**MATERIAL SUPPLIED**
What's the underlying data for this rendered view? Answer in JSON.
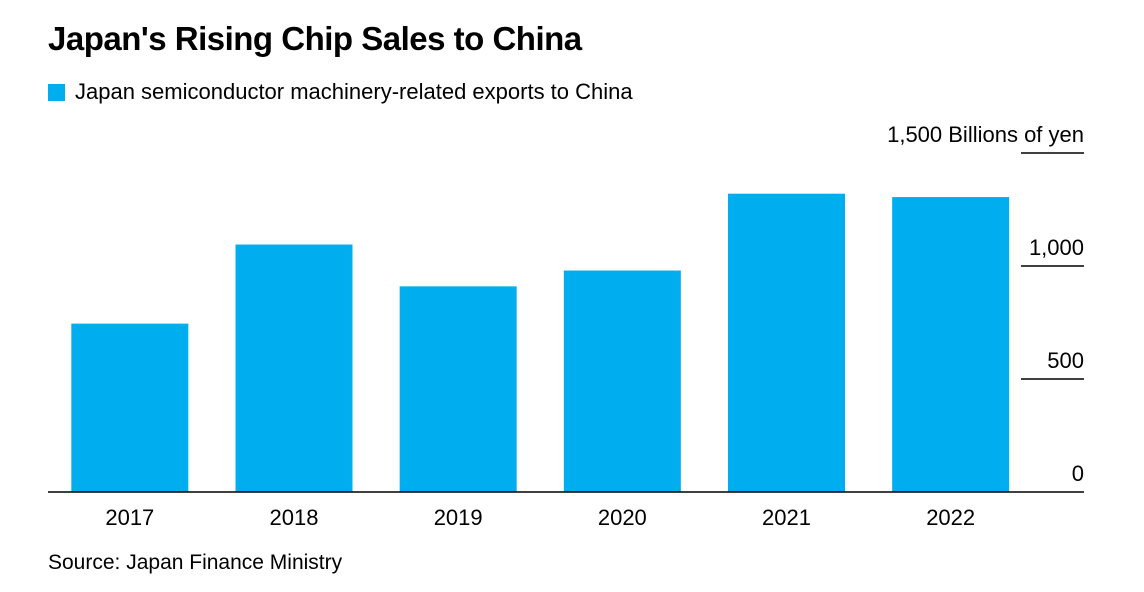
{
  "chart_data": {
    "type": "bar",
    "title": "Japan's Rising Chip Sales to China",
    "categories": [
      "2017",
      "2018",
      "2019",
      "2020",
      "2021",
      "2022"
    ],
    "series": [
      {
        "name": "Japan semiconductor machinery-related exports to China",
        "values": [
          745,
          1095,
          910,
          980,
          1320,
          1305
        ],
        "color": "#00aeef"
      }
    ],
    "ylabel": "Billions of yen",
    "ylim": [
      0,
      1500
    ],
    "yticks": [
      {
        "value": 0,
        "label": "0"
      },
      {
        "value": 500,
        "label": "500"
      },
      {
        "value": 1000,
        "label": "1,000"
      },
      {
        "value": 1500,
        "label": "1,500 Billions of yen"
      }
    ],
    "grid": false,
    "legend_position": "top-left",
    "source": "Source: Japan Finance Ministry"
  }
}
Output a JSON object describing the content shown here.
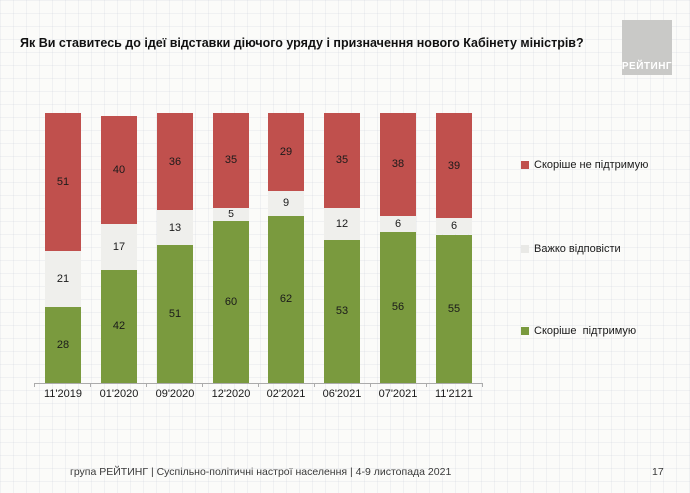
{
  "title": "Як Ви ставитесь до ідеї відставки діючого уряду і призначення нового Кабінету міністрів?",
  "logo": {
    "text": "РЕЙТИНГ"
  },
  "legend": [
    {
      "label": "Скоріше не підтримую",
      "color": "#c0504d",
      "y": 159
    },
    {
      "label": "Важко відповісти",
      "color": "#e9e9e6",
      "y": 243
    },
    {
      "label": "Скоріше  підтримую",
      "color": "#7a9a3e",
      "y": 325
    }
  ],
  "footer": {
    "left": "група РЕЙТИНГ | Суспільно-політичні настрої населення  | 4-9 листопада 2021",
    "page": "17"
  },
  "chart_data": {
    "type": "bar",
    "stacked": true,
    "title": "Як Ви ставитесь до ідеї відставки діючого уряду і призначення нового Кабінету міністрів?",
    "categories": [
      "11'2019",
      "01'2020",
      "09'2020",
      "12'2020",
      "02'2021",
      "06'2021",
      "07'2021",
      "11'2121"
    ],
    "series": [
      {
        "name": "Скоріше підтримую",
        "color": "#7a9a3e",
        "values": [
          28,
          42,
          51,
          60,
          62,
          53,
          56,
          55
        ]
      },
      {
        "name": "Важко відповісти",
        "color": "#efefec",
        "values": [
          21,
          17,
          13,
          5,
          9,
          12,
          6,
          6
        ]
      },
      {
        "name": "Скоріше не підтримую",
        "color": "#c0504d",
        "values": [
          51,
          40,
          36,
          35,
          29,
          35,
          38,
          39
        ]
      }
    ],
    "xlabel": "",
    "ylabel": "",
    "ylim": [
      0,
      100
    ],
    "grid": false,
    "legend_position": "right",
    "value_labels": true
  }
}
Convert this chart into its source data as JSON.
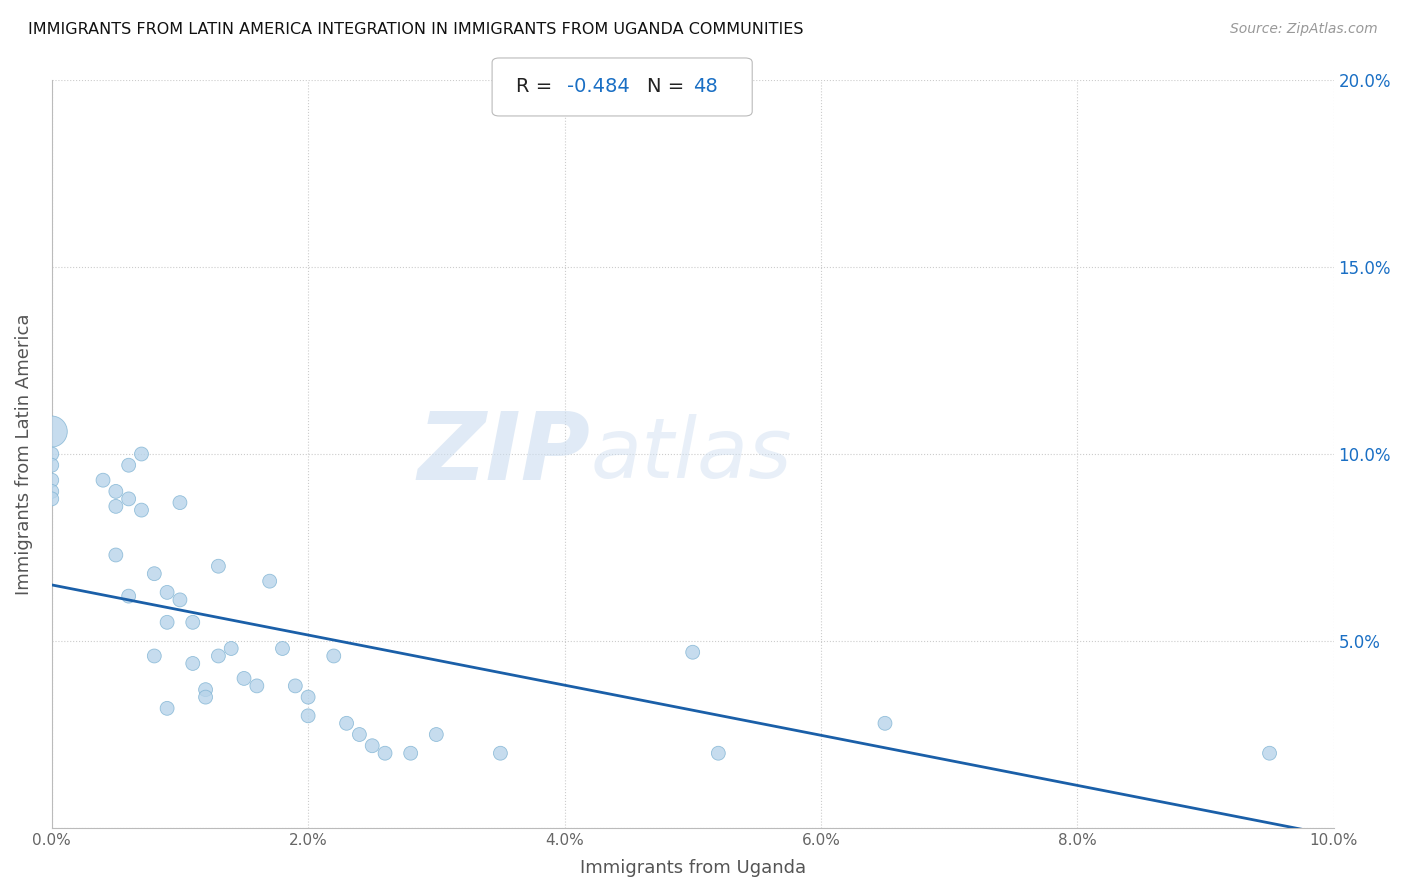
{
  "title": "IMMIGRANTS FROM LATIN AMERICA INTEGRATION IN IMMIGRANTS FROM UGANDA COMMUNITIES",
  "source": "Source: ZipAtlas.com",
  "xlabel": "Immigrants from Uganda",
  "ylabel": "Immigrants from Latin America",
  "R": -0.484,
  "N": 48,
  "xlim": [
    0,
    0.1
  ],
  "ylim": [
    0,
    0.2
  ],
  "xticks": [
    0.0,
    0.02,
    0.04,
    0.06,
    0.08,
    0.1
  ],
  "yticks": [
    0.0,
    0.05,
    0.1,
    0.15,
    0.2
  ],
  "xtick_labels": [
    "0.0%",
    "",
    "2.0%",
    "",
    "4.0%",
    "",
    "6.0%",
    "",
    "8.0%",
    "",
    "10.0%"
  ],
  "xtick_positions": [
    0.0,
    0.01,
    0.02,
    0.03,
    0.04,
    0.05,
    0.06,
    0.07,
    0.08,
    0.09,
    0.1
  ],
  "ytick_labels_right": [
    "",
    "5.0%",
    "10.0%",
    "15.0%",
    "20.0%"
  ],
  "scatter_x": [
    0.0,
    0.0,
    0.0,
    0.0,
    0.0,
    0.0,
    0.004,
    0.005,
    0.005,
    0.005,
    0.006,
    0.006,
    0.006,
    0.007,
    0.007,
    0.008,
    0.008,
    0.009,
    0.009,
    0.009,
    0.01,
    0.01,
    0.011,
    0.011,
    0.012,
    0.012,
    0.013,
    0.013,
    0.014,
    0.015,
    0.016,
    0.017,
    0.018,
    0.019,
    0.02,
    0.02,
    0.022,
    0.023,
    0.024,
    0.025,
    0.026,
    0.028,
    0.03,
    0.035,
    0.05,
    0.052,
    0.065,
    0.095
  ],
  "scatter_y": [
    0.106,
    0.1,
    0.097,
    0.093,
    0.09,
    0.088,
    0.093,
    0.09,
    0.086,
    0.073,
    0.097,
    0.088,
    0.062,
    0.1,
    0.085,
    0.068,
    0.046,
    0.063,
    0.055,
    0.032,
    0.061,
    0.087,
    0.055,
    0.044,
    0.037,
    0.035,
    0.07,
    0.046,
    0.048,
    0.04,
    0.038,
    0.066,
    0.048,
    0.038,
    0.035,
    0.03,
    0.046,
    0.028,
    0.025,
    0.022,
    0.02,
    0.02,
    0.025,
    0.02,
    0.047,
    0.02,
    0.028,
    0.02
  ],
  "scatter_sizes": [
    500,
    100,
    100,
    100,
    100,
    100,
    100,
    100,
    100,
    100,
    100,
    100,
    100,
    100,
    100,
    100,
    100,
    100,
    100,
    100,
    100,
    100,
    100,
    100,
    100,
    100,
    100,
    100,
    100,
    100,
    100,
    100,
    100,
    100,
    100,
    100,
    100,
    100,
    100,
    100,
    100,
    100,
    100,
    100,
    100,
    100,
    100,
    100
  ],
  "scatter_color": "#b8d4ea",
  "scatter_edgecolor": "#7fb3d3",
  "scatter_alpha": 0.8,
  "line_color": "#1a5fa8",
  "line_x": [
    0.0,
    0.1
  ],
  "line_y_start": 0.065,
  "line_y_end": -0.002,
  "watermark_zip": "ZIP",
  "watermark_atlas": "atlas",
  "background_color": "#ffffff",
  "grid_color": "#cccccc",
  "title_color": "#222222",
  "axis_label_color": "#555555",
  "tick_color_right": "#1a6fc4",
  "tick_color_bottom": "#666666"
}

**WHAT IS NEEDED**
All of the lines above should be printed exactly, minus the pictures.

**THE SOLUTION**
What's the underlying data for this rendered view? Answer in JSON.
{
  "chart_data": {
    "type": "bar",
    "title": "Japan's Rising Chip Sales to China",
    "categories": [
      "2017",
      "2018",
      "2019",
      "2020",
      "2021",
      "2022"
    ],
    "series": [
      {
        "name": "Japan semiconductor machinery-related exports to China",
        "values": [
          745,
          1095,
          910,
          980,
          1320,
          1305
        ],
        "color": "#00aeef"
      }
    ],
    "ylabel": "Billions of yen",
    "ylim": [
      0,
      1500
    ],
    "yticks": [
      {
        "value": 0,
        "label": "0"
      },
      {
        "value": 500,
        "label": "500"
      },
      {
        "value": 1000,
        "label": "1,000"
      },
      {
        "value": 1500,
        "label": "1,500 Billions of yen"
      }
    ],
    "grid": false,
    "legend_position": "top-left",
    "source": "Source: Japan Finance Ministry"
  }
}
Output a JSON object describing the content shown here.
{
  "title": "Як Ви ставитесь до ідеї відставки діючого уряду і призначення нового Кабінету міністрів?",
  "logo": {
    "text": "РЕЙТИНГ"
  },
  "legend": [
    {
      "label": "Скоріше не підтримую",
      "color": "#c0504d",
      "y": 159
    },
    {
      "label": "Важко відповісти",
      "color": "#e9e9e6",
      "y": 243
    },
    {
      "label": "Скоріше  підтримую",
      "color": "#7a9a3e",
      "y": 325
    }
  ],
  "footer": {
    "left": "група РЕЙТИНГ | Суспільно-політичні настрої населення  | 4-9 листопада 2021",
    "page": "17"
  },
  "chart_data": {
    "type": "bar",
    "stacked": true,
    "title": "Як Ви ставитесь до ідеї відставки діючого уряду і призначення нового Кабінету міністрів?",
    "categories": [
      "11'2019",
      "01'2020",
      "09'2020",
      "12'2020",
      "02'2021",
      "06'2021",
      "07'2021",
      "11'2121"
    ],
    "series": [
      {
        "name": "Скоріше підтримую",
        "color": "#7a9a3e",
        "values": [
          28,
          42,
          51,
          60,
          62,
          53,
          56,
          55
        ]
      },
      {
        "name": "Важко відповісти",
        "color": "#efefec",
        "values": [
          21,
          17,
          13,
          5,
          9,
          12,
          6,
          6
        ]
      },
      {
        "name": "Скоріше не підтримую",
        "color": "#c0504d",
        "values": [
          51,
          40,
          36,
          35,
          29,
          35,
          38,
          39
        ]
      }
    ],
    "xlabel": "",
    "ylabel": "",
    "ylim": [
      0,
      100
    ],
    "grid": false,
    "legend_position": "right",
    "value_labels": true
  }
}
Convert this chart into its source data as JSON.
{
  "title": "IMMIGRANTS FROM LATIN AMERICA INTEGRATION IN IMMIGRANTS FROM UGANDA COMMUNITIES",
  "source": "Source: ZipAtlas.com",
  "xlabel": "Immigrants from Uganda",
  "ylabel": "Immigrants from Latin America",
  "R": -0.484,
  "N": 48,
  "xlim": [
    0,
    0.1
  ],
  "ylim": [
    0,
    0.2
  ],
  "xticks": [
    0.0,
    0.02,
    0.04,
    0.06,
    0.08,
    0.1
  ],
  "yticks": [
    0.0,
    0.05,
    0.1,
    0.15,
    0.2
  ],
  "xtick_labels": [
    "0.0%",
    "",
    "2.0%",
    "",
    "4.0%",
    "",
    "6.0%",
    "",
    "8.0%",
    "",
    "10.0%"
  ],
  "xtick_positions": [
    0.0,
    0.01,
    0.02,
    0.03,
    0.04,
    0.05,
    0.06,
    0.07,
    0.08,
    0.09,
    0.1
  ],
  "ytick_labels_right": [
    "",
    "5.0%",
    "10.0%",
    "15.0%",
    "20.0%"
  ],
  "scatter_x": [
    0.0,
    0.0,
    0.0,
    0.0,
    0.0,
    0.0,
    0.004,
    0.005,
    0.005,
    0.005,
    0.006,
    0.006,
    0.006,
    0.007,
    0.007,
    0.008,
    0.008,
    0.009,
    0.009,
    0.009,
    0.01,
    0.01,
    0.011,
    0.011,
    0.012,
    0.012,
    0.013,
    0.013,
    0.014,
    0.015,
    0.016,
    0.017,
    0.018,
    0.019,
    0.02,
    0.02,
    0.022,
    0.023,
    0.024,
    0.025,
    0.026,
    0.028,
    0.03,
    0.035,
    0.05,
    0.052,
    0.065,
    0.095
  ],
  "scatter_y": [
    0.106,
    0.1,
    0.097,
    0.093,
    0.09,
    0.088,
    0.093,
    0.09,
    0.086,
    0.073,
    0.097,
    0.088,
    0.062,
    0.1,
    0.085,
    0.068,
    0.046,
    0.063,
    0.055,
    0.032,
    0.061,
    0.087,
    0.055,
    0.044,
    0.037,
    0.035,
    0.07,
    0.046,
    0.048,
    0.04,
    0.038,
    0.066,
    0.048,
    0.038,
    0.035,
    0.03,
    0.046,
    0.028,
    0.025,
    0.022,
    0.02,
    0.02,
    0.025,
    0.02,
    0.047,
    0.02,
    0.028,
    0.02
  ],
  "scatter_sizes": [
    500,
    100,
    100,
    100,
    100,
    100,
    100,
    100,
    100,
    100,
    100,
    100,
    100,
    100,
    100,
    100,
    100,
    100,
    100,
    100,
    100,
    100,
    100,
    100,
    100,
    100,
    100,
    100,
    100,
    100,
    100,
    100,
    100,
    100,
    100,
    100,
    100,
    100,
    100,
    100,
    100,
    100,
    100,
    100,
    100,
    100,
    100,
    100
  ],
  "scatter_color": "#b8d4ea",
  "scatter_edgecolor": "#7fb3d3",
  "scatter_alpha": 0.8,
  "line_color": "#1a5fa8",
  "line_x": [
    0.0,
    0.1
  ],
  "line_y_start": 0.065,
  "line_y_end": -0.002,
  "watermark_zip": "ZIP",
  "watermark_atlas": "atlas",
  "background_color": "#ffffff",
  "grid_color": "#cccccc",
  "title_color": "#222222",
  "axis_label_color": "#555555",
  "tick_color_right": "#1a6fc4",
  "tick_color_bottom": "#666666"
}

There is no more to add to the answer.